> _DIRECTION_
Your task is to gather the lines below that hold the string "hahahah".

> _Dataset items_
>> start

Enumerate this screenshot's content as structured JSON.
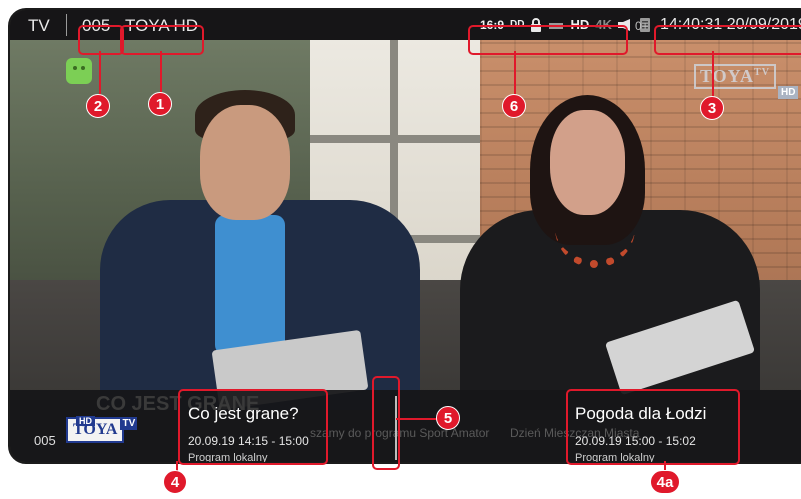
{
  "topbar": {
    "source_label": "TV",
    "channel_number": "005",
    "channel_name": "TOYA HD",
    "aspect_badge": "16:9",
    "audio_badge": "DD",
    "hd_badge": "HD",
    "uhd_badge": "4K",
    "age_rating": "0+",
    "datetime": "14:40:31 20/09/2019",
    "icons": [
      "lock-icon",
      "subtitles-icon",
      "speaker-icon",
      "teletext-icon"
    ]
  },
  "watermark": {
    "logo_text": "TOYA",
    "logo_superscript": "TV",
    "hd_tag": "HD"
  },
  "epg": {
    "channel_number": "005",
    "logo_text": "TOYA",
    "logo_superscript": "TV",
    "logo_hd": "HD",
    "background_title": "CO JEST GRANE",
    "background_ticker_left": "szamy do programu Sport Amator",
    "background_ticker_right": "Dzień Mieszczan Miasta",
    "current": {
      "title": "Co jest grane?",
      "time": "20.09.19 14:15 - 15:00",
      "category": "Program lokalny"
    },
    "next": {
      "title": "Pogoda dla Łodzi",
      "time": "20.09.19 15:00 - 15:02",
      "category": "Program lokalny"
    }
  },
  "annotations": {
    "m1": "1",
    "m2": "2",
    "m3": "3",
    "m4": "4",
    "m4a": "4a",
    "m5": "5",
    "m6": "6"
  },
  "colors": {
    "annotation": "#e0192b",
    "bar_background": "#141416",
    "logo_blue": "#213a8f"
  }
}
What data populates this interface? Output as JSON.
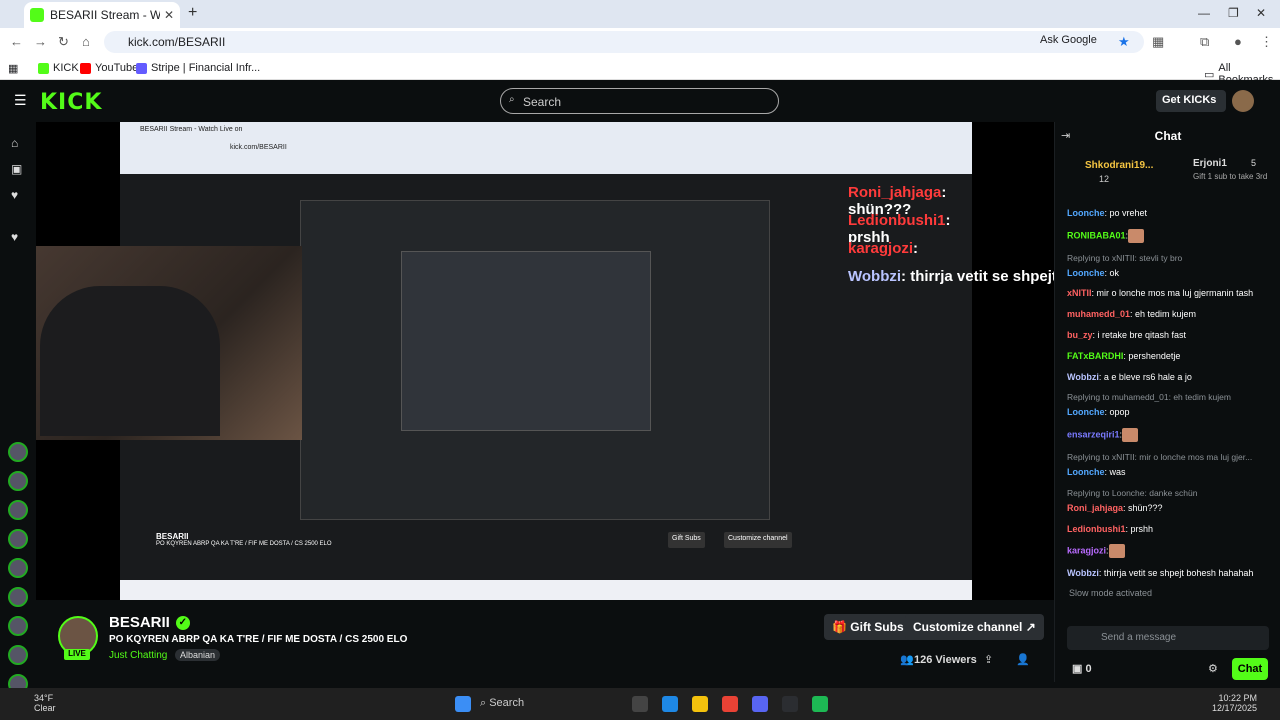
{
  "browser": {
    "tab_title": "BESARII Stream - Watch Live on",
    "url": "kick.com/BESARII",
    "ask_google": "Ask Google",
    "bookmarks": [
      "KICK",
      "YouTube",
      "Stripe | Financial Infr..."
    ],
    "all_bookmarks": "All Bookmarks"
  },
  "kick": {
    "logo": "KICK",
    "search_placeholder": "Search",
    "get_kicks": "Get KICKs"
  },
  "overlay_chat": [
    {
      "user": "Roni_jahjaga",
      "text": ": shün???"
    },
    {
      "user": "Ledionbushi1",
      "text": ": prshh"
    },
    {
      "user": "karagjozi",
      "text": ":"
    },
    {
      "user": "Wobbzi",
      "text": ": thirrja vetit se shpejt bohesh hahahah"
    }
  ],
  "streamer": {
    "name": "BESARII",
    "title": "PO KQYREN ABRP QA KA T'RE / FIF ME DOSTA / CS 2500 ELO",
    "category": "Just Chatting",
    "tag": "Albanian",
    "live": "LIVE",
    "gift_subs": "Gift Subs",
    "customize": "Customize channel",
    "viewers": "126 Viewers"
  },
  "chat": {
    "header": "Chat",
    "pinned": {
      "user": "Shkodrani19...",
      "count": "12",
      "other": "Erjoni1",
      "other_count": "5",
      "note": "Gift 1 sub to take 3rd"
    },
    "messages": [
      {
        "reply": "",
        "user": "Loonche",
        "color": "#53a8ff",
        "text": ": po vrehet"
      },
      {
        "reply": "",
        "user": "RONIBABA01",
        "color": "#53fc18",
        "text": ":"
      },
      {
        "reply": "Replying to xNITII: stevli ty bro",
        "user": "Loonche",
        "color": "#53a8ff",
        "text": ": ok"
      },
      {
        "reply": "",
        "user": "xNITII",
        "color": "#ff6262",
        "text": ": mir o lonche mos ma luj gjermanin tash"
      },
      {
        "reply": "",
        "user": "muhamedd_01",
        "color": "#ff6262",
        "text": ": eh tedim kujem"
      },
      {
        "reply": "",
        "user": "bu_zy",
        "color": "#ff6262",
        "text": ": i retake bre qitash fast"
      },
      {
        "reply": "",
        "user": "FATxBARDHI",
        "color": "#53fc18",
        "text": ": pershendetje"
      },
      {
        "reply": "",
        "user": "Wobbzi",
        "color": "#b9c4ff",
        "text": ": a e bleve rs6 hale a jo"
      },
      {
        "reply": "Replying to muhamedd_01: eh tedim kujem",
        "user": "Loonche",
        "color": "#53a8ff",
        "text": ": opop"
      },
      {
        "reply": "",
        "user": "ensarzeqiri1",
        "color": "#7a7aff",
        "text": ":"
      },
      {
        "reply": "Replying to xNITII: mir o lonche mos ma luj gjer...",
        "user": "Loonche",
        "color": "#53a8ff",
        "text": ": was"
      },
      {
        "reply": "Replying to Loonche: danke schün",
        "user": "Roni_jahjaga",
        "color": "#ff6262",
        "text": ": shün???"
      },
      {
        "reply": "",
        "user": "Ledionbushi1",
        "color": "#ff6262",
        "text": ": prshh"
      },
      {
        "reply": "",
        "user": "karagjozi",
        "color": "#b96bff",
        "text": ":"
      },
      {
        "reply": "",
        "user": "Wobbzi",
        "color": "#b9c4ff",
        "text": ": thirrja vetit se shpejt bohesh hahahah"
      }
    ],
    "slow_mode": "Slow mode activated",
    "placeholder": "Send a message",
    "points": "0",
    "send": "Chat"
  },
  "taskbar": {
    "temp": "34°F",
    "condition": "Clear",
    "search": "Search",
    "time": "10:22 PM",
    "date": "12/17/2025"
  }
}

>> end

> _THE RESPONSE_
      "text": ": thirrja vetit se shpejt bohesh hahahah"
        "text": ": thirrja vetit se shpejt bohesh hahahah"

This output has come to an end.